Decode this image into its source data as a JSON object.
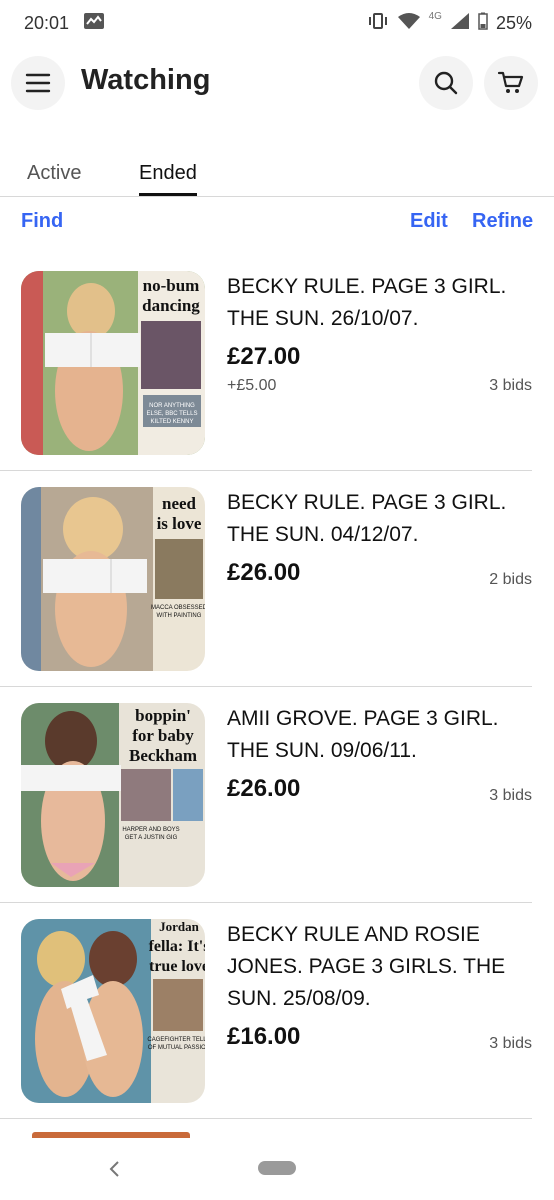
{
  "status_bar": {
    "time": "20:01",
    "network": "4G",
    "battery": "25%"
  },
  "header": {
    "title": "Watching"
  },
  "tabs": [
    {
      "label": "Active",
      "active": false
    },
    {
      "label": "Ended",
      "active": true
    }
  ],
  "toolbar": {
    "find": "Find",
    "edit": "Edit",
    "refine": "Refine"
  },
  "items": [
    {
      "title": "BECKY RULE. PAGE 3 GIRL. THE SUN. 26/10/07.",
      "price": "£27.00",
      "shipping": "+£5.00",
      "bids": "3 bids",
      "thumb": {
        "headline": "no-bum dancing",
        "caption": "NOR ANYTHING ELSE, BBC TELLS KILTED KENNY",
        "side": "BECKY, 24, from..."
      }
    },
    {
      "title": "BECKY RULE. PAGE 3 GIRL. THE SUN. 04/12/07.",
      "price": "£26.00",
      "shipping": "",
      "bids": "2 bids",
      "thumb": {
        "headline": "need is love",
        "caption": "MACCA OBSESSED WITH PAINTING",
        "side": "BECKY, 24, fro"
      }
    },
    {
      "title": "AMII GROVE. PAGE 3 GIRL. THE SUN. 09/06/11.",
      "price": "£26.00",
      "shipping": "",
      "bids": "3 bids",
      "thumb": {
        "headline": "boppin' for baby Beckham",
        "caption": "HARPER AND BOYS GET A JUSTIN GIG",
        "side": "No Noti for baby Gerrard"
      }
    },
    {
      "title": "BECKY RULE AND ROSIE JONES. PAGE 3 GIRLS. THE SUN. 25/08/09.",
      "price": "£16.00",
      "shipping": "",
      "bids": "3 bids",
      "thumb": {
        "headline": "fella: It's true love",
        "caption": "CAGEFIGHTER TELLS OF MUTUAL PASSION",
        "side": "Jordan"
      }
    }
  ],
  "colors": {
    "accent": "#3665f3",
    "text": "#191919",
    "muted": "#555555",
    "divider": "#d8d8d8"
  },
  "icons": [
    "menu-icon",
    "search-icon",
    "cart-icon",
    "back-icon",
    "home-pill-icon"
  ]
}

------------------------------------------------------------------------

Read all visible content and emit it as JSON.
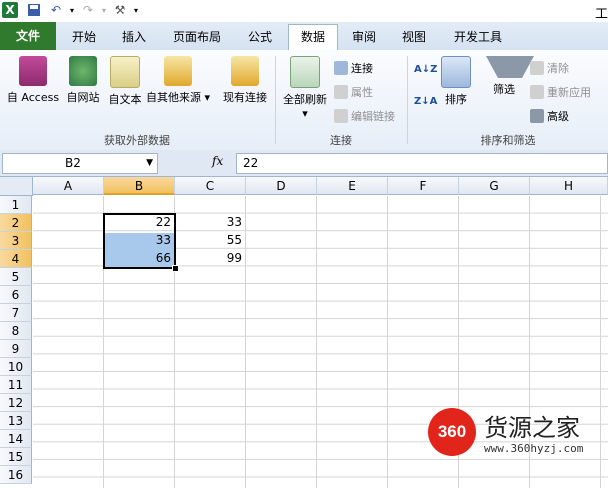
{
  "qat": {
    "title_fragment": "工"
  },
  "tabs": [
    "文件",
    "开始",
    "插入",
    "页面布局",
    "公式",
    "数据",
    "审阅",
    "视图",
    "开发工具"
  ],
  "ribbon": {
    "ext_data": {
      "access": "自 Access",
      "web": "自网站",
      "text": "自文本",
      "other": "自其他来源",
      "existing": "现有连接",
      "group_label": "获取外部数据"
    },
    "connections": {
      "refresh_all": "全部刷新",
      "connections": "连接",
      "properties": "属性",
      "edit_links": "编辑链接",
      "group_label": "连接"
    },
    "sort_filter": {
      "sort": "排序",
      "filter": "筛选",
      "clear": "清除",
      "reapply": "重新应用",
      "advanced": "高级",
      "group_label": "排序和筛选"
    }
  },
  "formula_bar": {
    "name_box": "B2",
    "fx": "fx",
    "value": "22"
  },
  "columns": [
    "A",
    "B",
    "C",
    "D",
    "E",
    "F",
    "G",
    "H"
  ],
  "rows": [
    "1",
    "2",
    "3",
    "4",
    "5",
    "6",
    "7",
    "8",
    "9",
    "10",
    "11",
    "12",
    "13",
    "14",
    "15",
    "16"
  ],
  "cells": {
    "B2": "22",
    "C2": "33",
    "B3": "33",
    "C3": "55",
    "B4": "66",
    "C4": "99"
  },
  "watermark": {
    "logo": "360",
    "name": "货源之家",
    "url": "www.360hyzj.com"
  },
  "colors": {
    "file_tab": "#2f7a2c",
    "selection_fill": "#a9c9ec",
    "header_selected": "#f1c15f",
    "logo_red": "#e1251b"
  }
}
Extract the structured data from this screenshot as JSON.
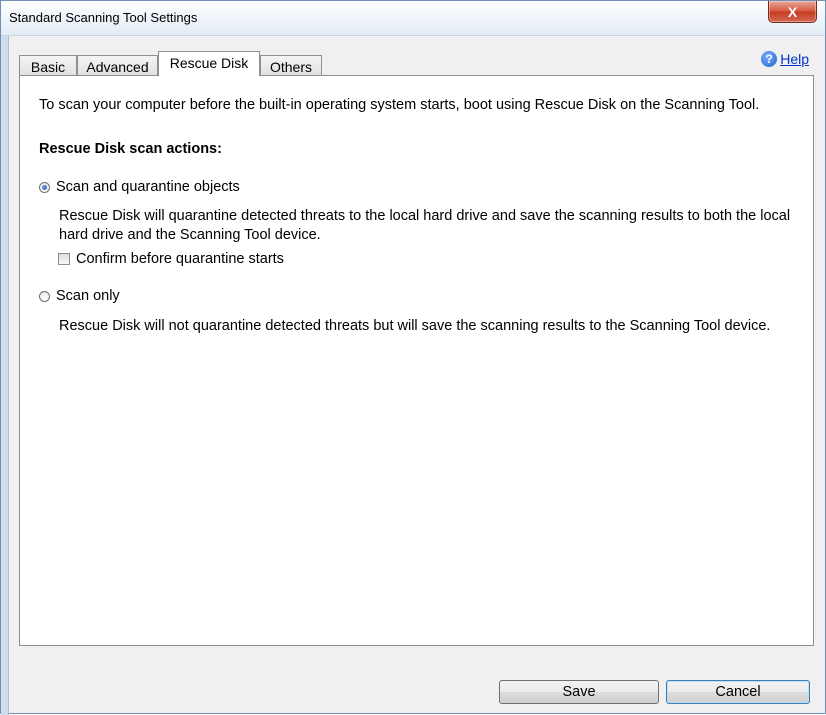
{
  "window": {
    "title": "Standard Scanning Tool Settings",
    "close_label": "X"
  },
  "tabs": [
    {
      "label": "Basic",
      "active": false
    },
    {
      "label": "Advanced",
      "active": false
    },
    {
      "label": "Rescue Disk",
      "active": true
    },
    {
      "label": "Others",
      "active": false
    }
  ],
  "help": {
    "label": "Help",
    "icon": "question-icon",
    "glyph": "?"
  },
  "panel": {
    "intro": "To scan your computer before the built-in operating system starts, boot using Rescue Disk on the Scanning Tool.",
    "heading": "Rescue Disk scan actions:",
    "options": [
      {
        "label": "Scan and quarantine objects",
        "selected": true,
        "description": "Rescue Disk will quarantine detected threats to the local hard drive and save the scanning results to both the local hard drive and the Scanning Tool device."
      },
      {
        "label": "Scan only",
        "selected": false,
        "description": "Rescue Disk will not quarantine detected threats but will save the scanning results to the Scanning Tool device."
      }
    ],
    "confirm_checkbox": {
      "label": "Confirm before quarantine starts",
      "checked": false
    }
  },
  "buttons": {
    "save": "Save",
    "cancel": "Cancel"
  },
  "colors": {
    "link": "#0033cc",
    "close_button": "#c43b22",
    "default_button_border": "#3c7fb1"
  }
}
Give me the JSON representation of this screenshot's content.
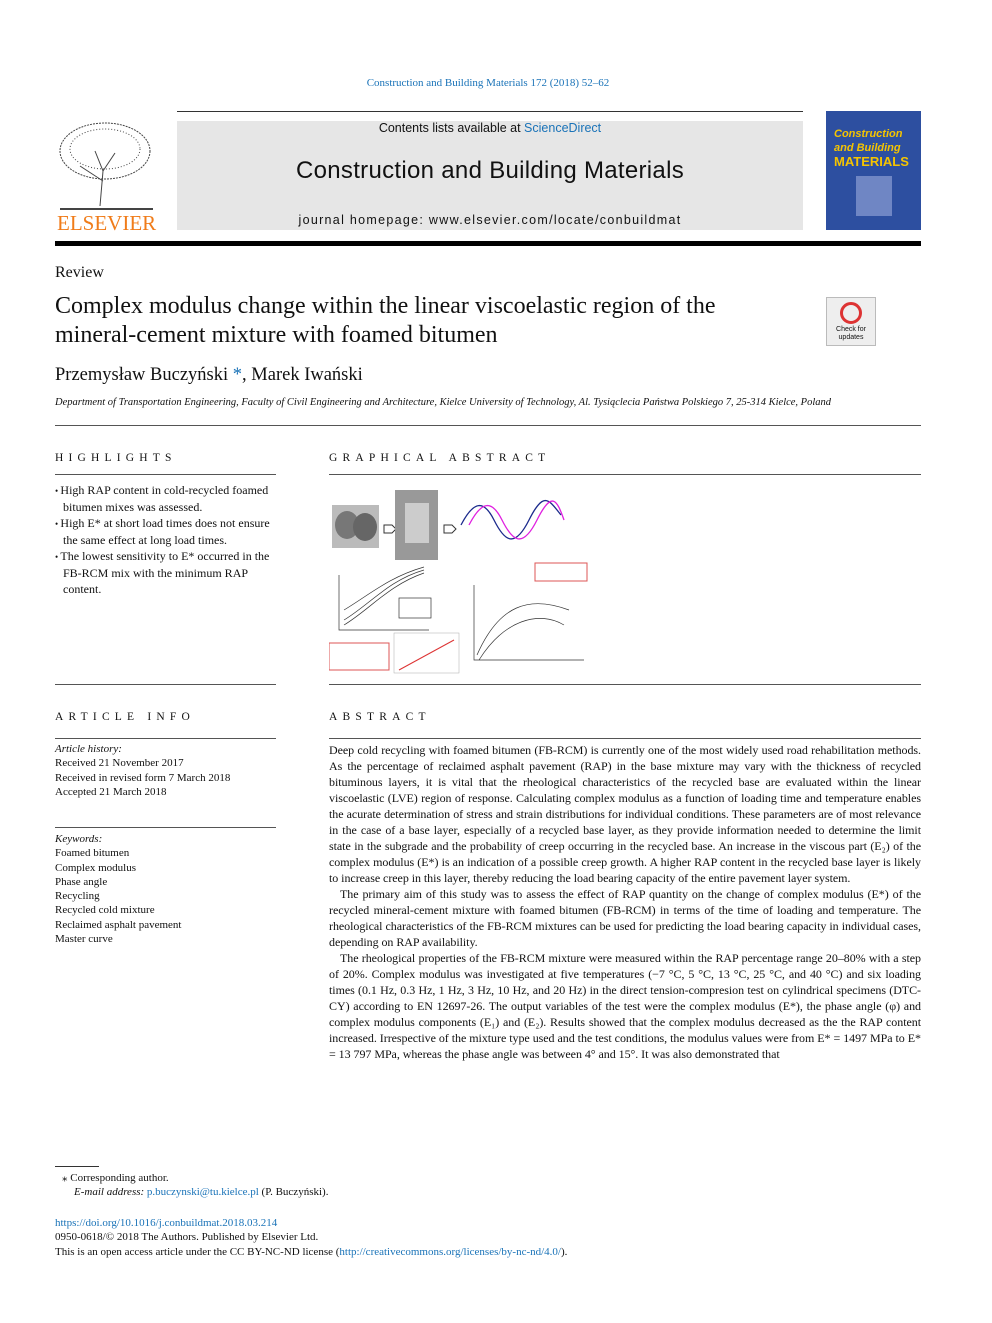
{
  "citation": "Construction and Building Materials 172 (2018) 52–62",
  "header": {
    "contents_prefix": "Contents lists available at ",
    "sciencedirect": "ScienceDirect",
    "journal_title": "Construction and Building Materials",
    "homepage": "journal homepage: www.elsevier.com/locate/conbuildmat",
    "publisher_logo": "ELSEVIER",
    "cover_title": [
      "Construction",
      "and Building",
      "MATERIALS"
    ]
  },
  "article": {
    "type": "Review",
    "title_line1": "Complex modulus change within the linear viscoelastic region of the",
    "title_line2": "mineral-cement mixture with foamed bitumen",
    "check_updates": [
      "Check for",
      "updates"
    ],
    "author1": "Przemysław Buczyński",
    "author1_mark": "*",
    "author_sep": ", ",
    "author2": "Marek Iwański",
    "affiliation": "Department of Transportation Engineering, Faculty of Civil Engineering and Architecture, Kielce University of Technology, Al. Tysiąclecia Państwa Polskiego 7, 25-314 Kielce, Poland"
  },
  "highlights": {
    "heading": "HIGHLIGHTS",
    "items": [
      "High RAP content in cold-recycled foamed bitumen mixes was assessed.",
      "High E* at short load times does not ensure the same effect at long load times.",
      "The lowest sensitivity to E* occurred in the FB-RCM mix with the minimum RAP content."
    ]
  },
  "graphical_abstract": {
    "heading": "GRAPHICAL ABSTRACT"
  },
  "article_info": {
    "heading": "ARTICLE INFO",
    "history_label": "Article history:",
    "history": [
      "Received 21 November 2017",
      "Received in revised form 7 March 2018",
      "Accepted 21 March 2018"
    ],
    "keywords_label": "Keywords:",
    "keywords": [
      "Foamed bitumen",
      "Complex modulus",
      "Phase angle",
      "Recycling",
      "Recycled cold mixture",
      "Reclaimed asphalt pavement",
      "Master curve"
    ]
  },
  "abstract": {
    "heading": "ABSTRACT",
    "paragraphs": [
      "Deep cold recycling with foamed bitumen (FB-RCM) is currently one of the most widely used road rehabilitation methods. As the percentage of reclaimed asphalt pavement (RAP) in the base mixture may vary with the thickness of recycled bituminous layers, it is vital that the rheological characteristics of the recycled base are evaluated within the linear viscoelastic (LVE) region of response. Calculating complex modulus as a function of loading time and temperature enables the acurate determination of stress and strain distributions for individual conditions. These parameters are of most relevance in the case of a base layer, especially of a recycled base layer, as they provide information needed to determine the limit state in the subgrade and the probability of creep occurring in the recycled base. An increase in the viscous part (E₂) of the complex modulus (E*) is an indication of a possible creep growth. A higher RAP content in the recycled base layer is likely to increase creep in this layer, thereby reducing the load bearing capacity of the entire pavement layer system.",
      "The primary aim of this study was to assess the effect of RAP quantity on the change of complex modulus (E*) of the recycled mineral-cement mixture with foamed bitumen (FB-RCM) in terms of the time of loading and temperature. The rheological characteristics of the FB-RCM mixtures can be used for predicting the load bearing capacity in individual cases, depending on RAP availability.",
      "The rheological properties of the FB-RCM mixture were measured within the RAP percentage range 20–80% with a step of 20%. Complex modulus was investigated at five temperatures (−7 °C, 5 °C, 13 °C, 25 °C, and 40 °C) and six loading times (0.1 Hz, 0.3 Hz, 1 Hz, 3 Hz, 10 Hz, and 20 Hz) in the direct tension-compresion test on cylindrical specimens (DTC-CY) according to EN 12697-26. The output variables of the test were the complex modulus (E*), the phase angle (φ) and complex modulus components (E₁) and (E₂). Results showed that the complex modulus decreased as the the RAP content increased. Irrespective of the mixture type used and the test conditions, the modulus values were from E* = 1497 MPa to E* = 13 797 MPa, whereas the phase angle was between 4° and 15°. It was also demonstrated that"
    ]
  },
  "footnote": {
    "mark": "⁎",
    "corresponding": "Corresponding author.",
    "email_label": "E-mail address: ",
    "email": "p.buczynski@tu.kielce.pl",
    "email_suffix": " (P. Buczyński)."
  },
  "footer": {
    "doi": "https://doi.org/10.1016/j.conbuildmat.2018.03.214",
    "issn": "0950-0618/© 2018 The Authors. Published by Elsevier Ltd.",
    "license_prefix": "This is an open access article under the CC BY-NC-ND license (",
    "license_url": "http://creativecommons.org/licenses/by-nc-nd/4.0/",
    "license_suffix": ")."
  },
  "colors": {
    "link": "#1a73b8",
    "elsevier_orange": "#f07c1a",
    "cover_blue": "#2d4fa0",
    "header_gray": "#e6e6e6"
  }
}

------------------------------------------------------------------------

Say only how many lines in the records carry the word "screenshot".

2